### TASK BRIEF
Write out the entries below once more, exactly, with the pictures left out.

### SUPPLIED DATA
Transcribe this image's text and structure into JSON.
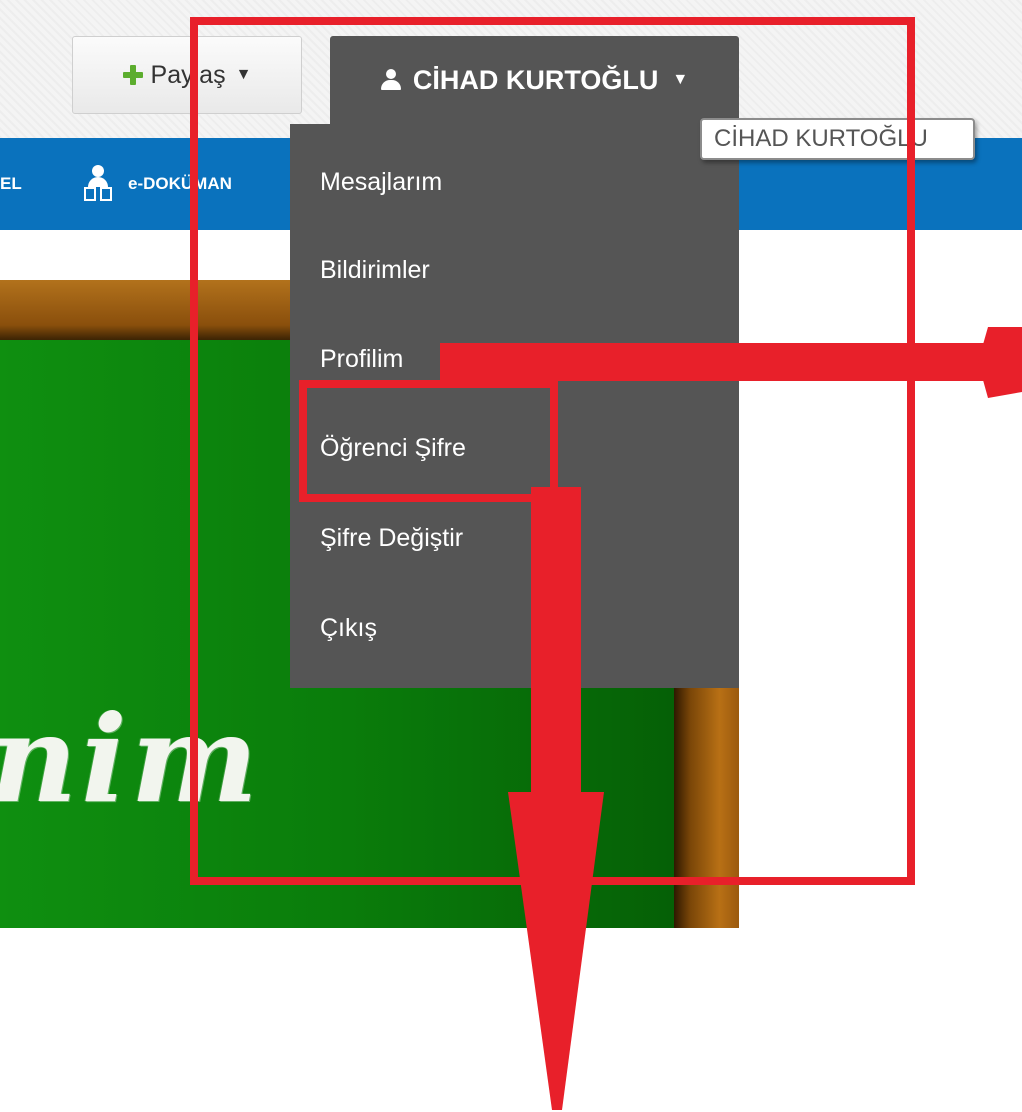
{
  "topbar": {
    "share_button": "Paylaş",
    "user_button": "CİHAD KURTOĞLU"
  },
  "tooltip": "CİHAD KURTOĞLU",
  "navbar": {
    "items": [
      {
        "label": "EL"
      },
      {
        "label": "e-DOKÜMAN",
        "icon": "user-documents-icon"
      }
    ]
  },
  "dropdown": {
    "items": [
      "Mesajlarım",
      "Bildirimler",
      "Profilim",
      "Öğrenci Şifre",
      "Şifre Değiştir",
      "Çıkış"
    ]
  },
  "banner": {
    "chalk_text": "nim"
  },
  "annotations": {
    "color": "#e8202a"
  }
}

### TASK OUTPUT
Transcribe this image's text and structure into JSON.
{
  "topbar": {
    "share_button": "Paylaş",
    "user_button": "CİHAD KURTOĞLU"
  },
  "tooltip": "CİHAD KURTOĞLU",
  "navbar": {
    "items": [
      {
        "label": "EL"
      },
      {
        "label": "e-DOKÜMAN",
        "icon": "user-documents-icon"
      }
    ]
  },
  "dropdown": {
    "items": [
      "Mesajlarım",
      "Bildirimler",
      "Profilim",
      "Öğrenci Şifre",
      "Şifre Değiştir",
      "Çıkış"
    ]
  },
  "banner": {
    "chalk_text": "nim"
  },
  "annotations": {
    "color": "#e8202a"
  }
}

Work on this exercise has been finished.